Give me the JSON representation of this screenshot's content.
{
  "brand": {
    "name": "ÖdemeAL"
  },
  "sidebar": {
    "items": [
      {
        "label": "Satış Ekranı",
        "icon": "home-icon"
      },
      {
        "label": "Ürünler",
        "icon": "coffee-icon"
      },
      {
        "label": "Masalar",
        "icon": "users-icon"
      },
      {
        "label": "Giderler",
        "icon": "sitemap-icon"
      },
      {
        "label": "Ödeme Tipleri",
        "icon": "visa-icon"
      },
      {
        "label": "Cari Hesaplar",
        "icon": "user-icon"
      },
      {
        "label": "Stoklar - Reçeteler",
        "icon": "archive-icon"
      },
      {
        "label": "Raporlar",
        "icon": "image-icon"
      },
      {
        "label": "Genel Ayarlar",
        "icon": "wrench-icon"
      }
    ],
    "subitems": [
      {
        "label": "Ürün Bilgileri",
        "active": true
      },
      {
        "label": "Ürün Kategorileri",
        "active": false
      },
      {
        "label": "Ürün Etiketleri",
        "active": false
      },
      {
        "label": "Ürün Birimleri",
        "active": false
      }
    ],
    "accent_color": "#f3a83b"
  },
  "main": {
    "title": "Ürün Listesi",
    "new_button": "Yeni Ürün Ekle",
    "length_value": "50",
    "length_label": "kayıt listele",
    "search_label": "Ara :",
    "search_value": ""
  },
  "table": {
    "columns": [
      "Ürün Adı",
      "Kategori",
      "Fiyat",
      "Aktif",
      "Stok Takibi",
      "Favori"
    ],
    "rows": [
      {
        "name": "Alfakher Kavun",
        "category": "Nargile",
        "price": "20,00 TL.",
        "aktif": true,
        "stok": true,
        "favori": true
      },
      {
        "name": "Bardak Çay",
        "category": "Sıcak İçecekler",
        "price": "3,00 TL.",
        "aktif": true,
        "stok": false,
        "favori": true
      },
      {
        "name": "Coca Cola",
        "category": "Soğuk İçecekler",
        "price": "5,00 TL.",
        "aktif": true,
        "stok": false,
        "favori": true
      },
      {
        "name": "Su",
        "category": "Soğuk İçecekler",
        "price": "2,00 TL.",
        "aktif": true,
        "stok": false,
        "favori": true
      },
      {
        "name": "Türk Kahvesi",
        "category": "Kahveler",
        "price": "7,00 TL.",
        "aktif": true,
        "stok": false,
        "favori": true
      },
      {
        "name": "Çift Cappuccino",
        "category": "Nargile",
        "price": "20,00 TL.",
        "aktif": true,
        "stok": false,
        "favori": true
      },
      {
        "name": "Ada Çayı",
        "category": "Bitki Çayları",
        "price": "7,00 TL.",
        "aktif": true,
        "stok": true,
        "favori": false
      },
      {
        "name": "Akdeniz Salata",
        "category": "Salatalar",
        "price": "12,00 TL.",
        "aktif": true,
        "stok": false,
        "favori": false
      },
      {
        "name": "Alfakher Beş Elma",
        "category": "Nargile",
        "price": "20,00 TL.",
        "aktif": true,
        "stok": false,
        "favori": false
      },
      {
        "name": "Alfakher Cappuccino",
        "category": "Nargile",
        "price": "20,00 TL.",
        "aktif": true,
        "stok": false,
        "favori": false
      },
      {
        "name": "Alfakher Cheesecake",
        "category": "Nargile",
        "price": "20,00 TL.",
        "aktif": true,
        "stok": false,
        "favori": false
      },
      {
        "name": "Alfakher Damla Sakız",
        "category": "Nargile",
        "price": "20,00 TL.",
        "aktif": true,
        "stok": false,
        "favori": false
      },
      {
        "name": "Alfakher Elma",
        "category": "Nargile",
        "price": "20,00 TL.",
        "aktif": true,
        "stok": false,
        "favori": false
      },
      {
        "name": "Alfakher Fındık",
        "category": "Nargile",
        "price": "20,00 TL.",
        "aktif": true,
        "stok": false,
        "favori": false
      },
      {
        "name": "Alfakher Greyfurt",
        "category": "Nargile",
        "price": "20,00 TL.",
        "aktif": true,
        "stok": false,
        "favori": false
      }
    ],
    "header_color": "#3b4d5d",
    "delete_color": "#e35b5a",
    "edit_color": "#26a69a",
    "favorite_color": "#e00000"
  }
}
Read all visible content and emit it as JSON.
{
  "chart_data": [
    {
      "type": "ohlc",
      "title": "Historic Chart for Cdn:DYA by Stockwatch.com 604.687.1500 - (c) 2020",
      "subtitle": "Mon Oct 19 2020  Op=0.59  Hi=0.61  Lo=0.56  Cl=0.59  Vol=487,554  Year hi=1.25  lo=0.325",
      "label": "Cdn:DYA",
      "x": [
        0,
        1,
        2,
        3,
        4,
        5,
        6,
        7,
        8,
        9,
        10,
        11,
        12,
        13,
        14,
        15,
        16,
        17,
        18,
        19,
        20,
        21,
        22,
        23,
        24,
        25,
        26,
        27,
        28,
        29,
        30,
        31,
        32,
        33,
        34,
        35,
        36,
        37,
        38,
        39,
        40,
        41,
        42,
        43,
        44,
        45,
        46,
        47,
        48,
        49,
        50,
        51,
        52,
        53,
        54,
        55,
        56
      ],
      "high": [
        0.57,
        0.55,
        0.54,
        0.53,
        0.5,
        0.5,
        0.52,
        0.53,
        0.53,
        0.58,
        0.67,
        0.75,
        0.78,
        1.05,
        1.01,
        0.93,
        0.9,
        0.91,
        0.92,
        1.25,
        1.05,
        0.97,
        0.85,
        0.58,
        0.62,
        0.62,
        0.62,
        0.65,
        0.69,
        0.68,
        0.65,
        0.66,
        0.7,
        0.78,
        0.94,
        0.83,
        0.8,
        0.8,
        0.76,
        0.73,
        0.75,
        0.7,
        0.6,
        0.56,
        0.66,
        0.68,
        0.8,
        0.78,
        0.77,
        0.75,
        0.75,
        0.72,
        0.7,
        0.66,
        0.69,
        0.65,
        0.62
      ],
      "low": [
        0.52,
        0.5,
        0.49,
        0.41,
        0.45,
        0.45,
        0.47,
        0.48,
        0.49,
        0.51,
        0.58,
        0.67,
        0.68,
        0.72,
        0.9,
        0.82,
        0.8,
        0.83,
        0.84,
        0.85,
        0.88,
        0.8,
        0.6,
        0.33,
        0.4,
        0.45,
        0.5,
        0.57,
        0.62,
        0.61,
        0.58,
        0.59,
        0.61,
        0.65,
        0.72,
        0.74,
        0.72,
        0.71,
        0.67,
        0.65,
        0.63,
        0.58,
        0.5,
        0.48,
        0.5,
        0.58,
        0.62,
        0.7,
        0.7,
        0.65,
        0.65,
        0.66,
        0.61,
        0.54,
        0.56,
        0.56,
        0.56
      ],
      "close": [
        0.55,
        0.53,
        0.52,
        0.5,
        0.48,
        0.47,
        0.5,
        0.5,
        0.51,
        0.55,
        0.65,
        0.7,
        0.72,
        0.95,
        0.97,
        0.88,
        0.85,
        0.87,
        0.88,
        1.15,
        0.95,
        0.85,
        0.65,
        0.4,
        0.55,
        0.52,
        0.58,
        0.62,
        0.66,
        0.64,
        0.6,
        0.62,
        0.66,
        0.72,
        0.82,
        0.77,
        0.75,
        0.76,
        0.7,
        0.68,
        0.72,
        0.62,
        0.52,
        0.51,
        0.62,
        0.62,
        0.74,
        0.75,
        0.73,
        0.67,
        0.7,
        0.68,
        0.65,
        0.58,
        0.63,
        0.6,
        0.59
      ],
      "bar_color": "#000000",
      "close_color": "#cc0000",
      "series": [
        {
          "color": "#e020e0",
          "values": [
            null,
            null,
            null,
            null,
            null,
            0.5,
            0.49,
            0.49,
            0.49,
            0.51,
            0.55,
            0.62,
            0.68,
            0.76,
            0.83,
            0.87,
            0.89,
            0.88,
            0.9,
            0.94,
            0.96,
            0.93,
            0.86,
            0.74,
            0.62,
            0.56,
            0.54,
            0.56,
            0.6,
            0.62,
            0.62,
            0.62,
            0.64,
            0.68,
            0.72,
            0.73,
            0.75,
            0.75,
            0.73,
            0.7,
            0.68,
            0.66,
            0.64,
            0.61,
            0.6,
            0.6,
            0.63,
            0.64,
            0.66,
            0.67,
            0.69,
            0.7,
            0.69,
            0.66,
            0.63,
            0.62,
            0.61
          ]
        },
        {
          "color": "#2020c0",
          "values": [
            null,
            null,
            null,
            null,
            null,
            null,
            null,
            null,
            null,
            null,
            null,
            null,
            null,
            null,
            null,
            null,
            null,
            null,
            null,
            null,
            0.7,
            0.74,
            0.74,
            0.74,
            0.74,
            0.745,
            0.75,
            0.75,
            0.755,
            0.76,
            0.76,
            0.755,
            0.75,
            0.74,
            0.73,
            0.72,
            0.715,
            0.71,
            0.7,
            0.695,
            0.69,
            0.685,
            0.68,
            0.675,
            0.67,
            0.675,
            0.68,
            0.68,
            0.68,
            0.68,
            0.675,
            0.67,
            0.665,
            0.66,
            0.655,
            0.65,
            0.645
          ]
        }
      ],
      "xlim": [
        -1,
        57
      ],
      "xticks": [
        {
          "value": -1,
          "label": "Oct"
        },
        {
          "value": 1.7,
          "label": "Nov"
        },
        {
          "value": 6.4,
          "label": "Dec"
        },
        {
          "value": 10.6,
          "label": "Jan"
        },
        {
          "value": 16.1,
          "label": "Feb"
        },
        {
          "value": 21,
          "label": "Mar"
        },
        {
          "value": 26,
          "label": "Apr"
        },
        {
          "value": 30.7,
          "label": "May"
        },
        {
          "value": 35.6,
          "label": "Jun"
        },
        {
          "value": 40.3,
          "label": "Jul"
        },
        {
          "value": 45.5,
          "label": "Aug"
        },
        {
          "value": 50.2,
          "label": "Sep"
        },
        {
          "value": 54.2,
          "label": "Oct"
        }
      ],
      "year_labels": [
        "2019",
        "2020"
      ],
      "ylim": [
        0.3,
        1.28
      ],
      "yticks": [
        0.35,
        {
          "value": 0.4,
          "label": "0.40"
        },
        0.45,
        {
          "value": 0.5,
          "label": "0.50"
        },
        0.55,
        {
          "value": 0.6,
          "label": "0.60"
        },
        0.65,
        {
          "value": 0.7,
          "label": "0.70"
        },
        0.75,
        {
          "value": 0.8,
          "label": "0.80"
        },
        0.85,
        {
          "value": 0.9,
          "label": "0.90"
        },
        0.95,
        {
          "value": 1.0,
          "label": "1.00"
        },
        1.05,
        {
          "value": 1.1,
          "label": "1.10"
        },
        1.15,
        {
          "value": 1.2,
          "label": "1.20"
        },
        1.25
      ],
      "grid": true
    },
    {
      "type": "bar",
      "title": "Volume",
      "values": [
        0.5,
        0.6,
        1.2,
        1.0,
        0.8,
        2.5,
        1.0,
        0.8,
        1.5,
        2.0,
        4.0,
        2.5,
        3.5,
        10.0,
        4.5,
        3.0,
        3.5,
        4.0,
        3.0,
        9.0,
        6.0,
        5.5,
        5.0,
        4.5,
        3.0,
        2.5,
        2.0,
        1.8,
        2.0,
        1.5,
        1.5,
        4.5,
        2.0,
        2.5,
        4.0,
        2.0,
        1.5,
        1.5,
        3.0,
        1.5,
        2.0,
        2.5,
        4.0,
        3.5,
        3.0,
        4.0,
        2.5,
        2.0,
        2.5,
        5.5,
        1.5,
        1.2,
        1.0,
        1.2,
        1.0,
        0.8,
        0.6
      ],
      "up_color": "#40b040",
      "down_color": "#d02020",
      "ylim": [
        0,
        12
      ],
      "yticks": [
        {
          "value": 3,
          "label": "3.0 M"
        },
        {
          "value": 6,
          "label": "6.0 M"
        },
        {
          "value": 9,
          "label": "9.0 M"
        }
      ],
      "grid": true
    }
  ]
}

================

_YOUR TASK:_ Examine the data above and state how many of its lines contain the word "content", with no further remarks.

_ANSWER TO THIS EXERCISE:_ 2